• _TO DO_: Copy out every record precisely.

• _Items from a dataset_:
======

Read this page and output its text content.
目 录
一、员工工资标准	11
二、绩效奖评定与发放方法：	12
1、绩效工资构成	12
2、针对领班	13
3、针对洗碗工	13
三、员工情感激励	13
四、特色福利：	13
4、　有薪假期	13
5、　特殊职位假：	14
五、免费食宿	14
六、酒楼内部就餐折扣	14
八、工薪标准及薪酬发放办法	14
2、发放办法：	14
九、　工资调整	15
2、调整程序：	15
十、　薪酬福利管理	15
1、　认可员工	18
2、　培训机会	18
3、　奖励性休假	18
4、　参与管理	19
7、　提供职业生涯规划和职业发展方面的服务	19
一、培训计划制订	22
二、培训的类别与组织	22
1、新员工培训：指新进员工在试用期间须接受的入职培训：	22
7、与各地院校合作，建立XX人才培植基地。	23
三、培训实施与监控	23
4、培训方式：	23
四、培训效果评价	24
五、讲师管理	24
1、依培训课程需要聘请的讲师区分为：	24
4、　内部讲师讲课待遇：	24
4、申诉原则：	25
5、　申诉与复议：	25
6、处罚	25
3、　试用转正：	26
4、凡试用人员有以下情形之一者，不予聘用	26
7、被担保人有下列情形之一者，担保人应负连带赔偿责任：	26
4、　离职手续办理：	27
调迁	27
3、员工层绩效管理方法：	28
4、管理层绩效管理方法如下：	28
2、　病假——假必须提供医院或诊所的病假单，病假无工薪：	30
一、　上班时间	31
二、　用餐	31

======

• _SOLUTION_:
Read this page and output its text content.
目 录
一、员工工资标准	11
二、绩效奖评定与发放方法：	12
1、绩效工资构成	12
2、针对领班	13
3、针对洗碗工	13
三、员工情感激励	13
四、特色福利：	13
4、　有薪假期	13
5、　特殊职位假：	14
五、免费食宿	14
六、酒楼内部就餐折扣	14
八、工薪标准及薪酬发放办法	14
2、发放办法：	14
九、　工资调整	15
2、调整程序：	15
十、　薪酬福利管理	15
1、　认可员工	18
2、　培训机会	18
3、　奖励性休假	18
4、　参与管理	19
7、　提供职业生涯规划和职业发展方面的服务	19
一、培训计划制订	22
二、培训的类别与组织	22
1、新员工培训：指新进员工在试用期间须接受的入职培训：	22
7、与各地院校合作，建立XX人才培植基地。	23
三、培训实施与监控	23
4、培训方式：	23
四、培训效果评价	24
五、讲师管理	24
1、依培训课程需要聘请的讲师区分为：	24
4、　内部讲师讲课待遇：	24
4、申诉原则：	25
5、　申诉与复议：	25
6、处罚	25
3、　试用转正：	26
4、凡试用人员有以下情形之一者，不予聘用	26
7、被担保人有下列情形之一者，担保人应负连带赔偿责任：	26
4、　离职手续办理：	27
调迁	27
3、员工层绩效管理方法：	28
4、管理层绩效管理方法如下：	28
2、　病假——假必须提供医院或诊所的病假单，病假无工薪：	30
一、　上班时间	31
二、　用餐	31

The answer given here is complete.